* Short problem *
In the entries that follow, find the word "title" and report each line it is on.

* Items *
## BEGIN

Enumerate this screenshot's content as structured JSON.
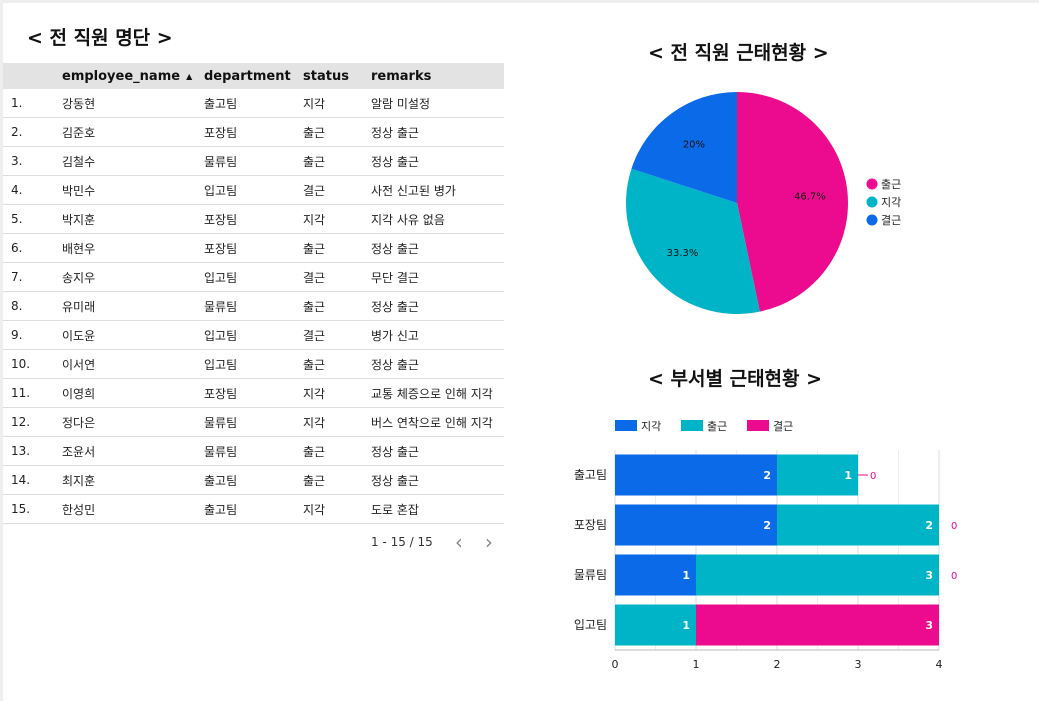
{
  "table": {
    "title": "< 전 직원 명단 >",
    "columns": [
      "",
      "employee_name",
      "department",
      "status",
      "remarks"
    ],
    "rows": [
      {
        "num": "1.",
        "name": "강동현",
        "dept": "출고팀",
        "status": "지각",
        "remarks": "알람 미설정"
      },
      {
        "num": "2.",
        "name": "김준호",
        "dept": "포장팀",
        "status": "출근",
        "remarks": "정상 출근"
      },
      {
        "num": "3.",
        "name": "김철수",
        "dept": "물류팀",
        "status": "출근",
        "remarks": "정상 출근"
      },
      {
        "num": "4.",
        "name": "박민수",
        "dept": "입고팀",
        "status": "결근",
        "remarks": "사전 신고된 병가"
      },
      {
        "num": "5.",
        "name": "박지훈",
        "dept": "포장팀",
        "status": "지각",
        "remarks": "지각 사유 없음"
      },
      {
        "num": "6.",
        "name": "배현우",
        "dept": "포장팀",
        "status": "출근",
        "remarks": "정상 출근"
      },
      {
        "num": "7.",
        "name": "송지우",
        "dept": "입고팀",
        "status": "결근",
        "remarks": "무단 결근"
      },
      {
        "num": "8.",
        "name": "유미래",
        "dept": "물류팀",
        "status": "출근",
        "remarks": "정상 출근"
      },
      {
        "num": "9.",
        "name": "이도윤",
        "dept": "입고팀",
        "status": "결근",
        "remarks": "병가 신고"
      },
      {
        "num": "10.",
        "name": "이서연",
        "dept": "입고팀",
        "status": "출근",
        "remarks": "정상 출근"
      },
      {
        "num": "11.",
        "name": "이영희",
        "dept": "포장팀",
        "status": "지각",
        "remarks": "교통 체증으로 인해 지각"
      },
      {
        "num": "12.",
        "name": "정다은",
        "dept": "물류팀",
        "status": "지각",
        "remarks": "버스 연착으로 인해 지각"
      },
      {
        "num": "13.",
        "name": "조윤서",
        "dept": "물류팀",
        "status": "출근",
        "remarks": "정상 출근"
      },
      {
        "num": "14.",
        "name": "최지훈",
        "dept": "출고팀",
        "status": "출근",
        "remarks": "정상 출근"
      },
      {
        "num": "15.",
        "name": "한성민",
        "dept": "출고팀",
        "status": "지각",
        "remarks": "도로 혼잡"
      }
    ],
    "pagination": "1 - 15 / 15",
    "sort_icon": "sort-ascending-icon"
  },
  "colors": {
    "출근": "#ec0b8e",
    "지각": "#00b4c8",
    "결근": "#0a6ae8",
    "bar_지각": "#0a6ae8",
    "bar_출근": "#00b4c8",
    "bar_결근": "#ec0b8e"
  },
  "chart_data": [
    {
      "type": "pie",
      "title": "< 전 직원 근태현황 >",
      "labels": [
        "출근",
        "지각",
        "결근"
      ],
      "values": [
        46.7,
        33.3,
        20
      ],
      "value_labels": [
        "46.7%",
        "33.3%",
        "20%"
      ],
      "legend": "right"
    },
    {
      "type": "bar",
      "orientation": "horizontal",
      "stacked": true,
      "title": "< 부서별 근태현황 >",
      "categories": [
        "출고팀",
        "포장팀",
        "물류팀",
        "입고팀"
      ],
      "series": [
        {
          "name": "지각",
          "values": [
            2,
            2,
            1,
            0
          ]
        },
        {
          "name": "출근",
          "values": [
            1,
            2,
            3,
            1
          ]
        },
        {
          "name": "결근",
          "values": [
            0,
            0,
            0,
            3
          ]
        }
      ],
      "x_ticks": [
        "0",
        "1",
        "2",
        "3",
        "4"
      ],
      "xlim": [
        0,
        4
      ],
      "legend": "top",
      "grid": true
    }
  ]
}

## END

* Answer to the exercise *
    "title": "< 전 직원 명단 >",
      "title": "< 전 직원 근태현황 >",
      "title": "< 부서별 근태현황 >",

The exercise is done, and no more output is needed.